**Your instructions**. Transcribe every line exactly and omit anything that is a picture.

**Supplied material**.
○ ○ ○ ○ ○ ○ ○
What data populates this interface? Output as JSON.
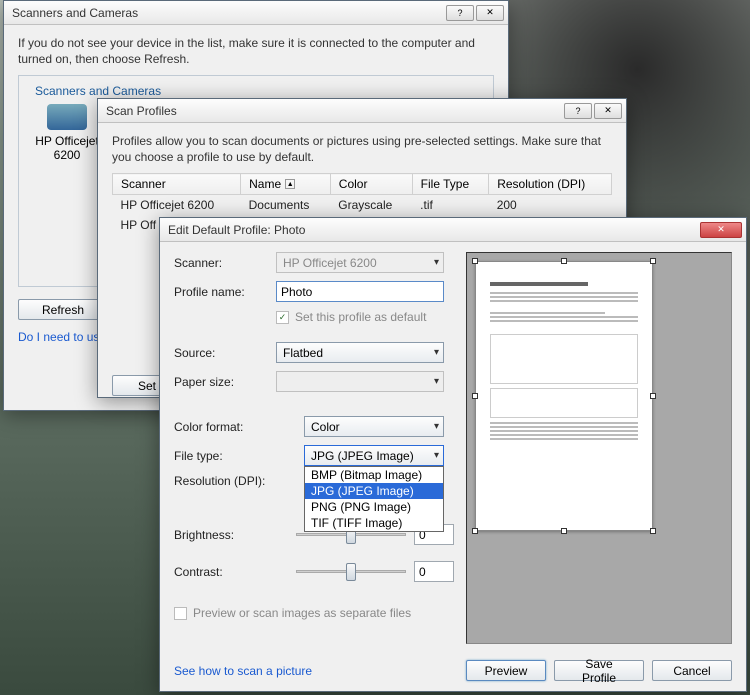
{
  "win1": {
    "title": "Scanners and Cameras",
    "desc": "If you do not see your device in the list, make sure it is connected to the computer and turned on, then choose Refresh.",
    "group_title": "Scanners and Cameras",
    "device_name": "HP Officejet 6200",
    "refresh": "Refresh",
    "help_link": "Do I need to use"
  },
  "win2": {
    "title": "Scan Profiles",
    "desc": "Profiles allow you to scan documents or pictures using pre-selected settings. Make sure that you choose a profile to use by default.",
    "cols": {
      "scanner": "Scanner",
      "name": "Name",
      "color": "Color",
      "filetype": "File Type",
      "res": "Resolution (DPI)"
    },
    "rows": [
      {
        "scanner": "HP Officejet 6200",
        "name": "Documents",
        "color": "Grayscale",
        "filetype": ".tif",
        "res": "200"
      },
      {
        "scanner": "HP Off",
        "name": "",
        "color": "",
        "filetype": "",
        "res": ""
      }
    ],
    "set_btn": "Set"
  },
  "win3": {
    "title": "Edit Default Profile: Photo",
    "labels": {
      "scanner": "Scanner:",
      "profile": "Profile name:",
      "default": "Set this profile as default",
      "source": "Source:",
      "paper": "Paper size:",
      "colorfmt": "Color format:",
      "filetype": "File type:",
      "res": "Resolution (DPI):",
      "brightness": "Brightness:",
      "contrast": "Contrast:",
      "sepfiles": "Preview or scan images as separate files",
      "howto": "See how to scan a picture"
    },
    "values": {
      "scanner": "HP Officejet 6200",
      "profile": "Photo",
      "source": "Flatbed",
      "colorfmt": "Color",
      "filetype": "JPG (JPEG Image)",
      "brightness": "0",
      "contrast": "0"
    },
    "filetype_options": [
      "BMP (Bitmap Image)",
      "JPG (JPEG Image)",
      "PNG (PNG Image)",
      "TIF (TIFF Image)"
    ],
    "buttons": {
      "preview": "Preview",
      "save": "Save Profile",
      "cancel": "Cancel"
    }
  }
}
○ ○ ○ ○ ○ ○ ○
**Solution for this exercise**.
What data populates this interface? Output as JSON.
{
  "win1": {
    "title": "Scanners and Cameras",
    "desc": "If you do not see your device in the list, make sure it is connected to the computer and turned on, then choose Refresh.",
    "group_title": "Scanners and Cameras",
    "device_name": "HP Officejet 6200",
    "refresh": "Refresh",
    "help_link": "Do I need to use"
  },
  "win2": {
    "title": "Scan Profiles",
    "desc": "Profiles allow you to scan documents or pictures using pre-selected settings. Make sure that you choose a profile to use by default.",
    "cols": {
      "scanner": "Scanner",
      "name": "Name",
      "color": "Color",
      "filetype": "File Type",
      "res": "Resolution (DPI)"
    },
    "rows": [
      {
        "scanner": "HP Officejet 6200",
        "name": "Documents",
        "color": "Grayscale",
        "filetype": ".tif",
        "res": "200"
      },
      {
        "scanner": "HP Off",
        "name": "",
        "color": "",
        "filetype": "",
        "res": ""
      }
    ],
    "set_btn": "Set"
  },
  "win3": {
    "title": "Edit Default Profile: Photo",
    "labels": {
      "scanner": "Scanner:",
      "profile": "Profile name:",
      "default": "Set this profile as default",
      "source": "Source:",
      "paper": "Paper size:",
      "colorfmt": "Color format:",
      "filetype": "File type:",
      "res": "Resolution (DPI):",
      "brightness": "Brightness:",
      "contrast": "Contrast:",
      "sepfiles": "Preview or scan images as separate files",
      "howto": "See how to scan a picture"
    },
    "values": {
      "scanner": "HP Officejet 6200",
      "profile": "Photo",
      "source": "Flatbed",
      "colorfmt": "Color",
      "filetype": "JPG (JPEG Image)",
      "brightness": "0",
      "contrast": "0"
    },
    "filetype_options": [
      "BMP (Bitmap Image)",
      "JPG (JPEG Image)",
      "PNG (PNG Image)",
      "TIF (TIFF Image)"
    ],
    "buttons": {
      "preview": "Preview",
      "save": "Save Profile",
      "cancel": "Cancel"
    }
  }
}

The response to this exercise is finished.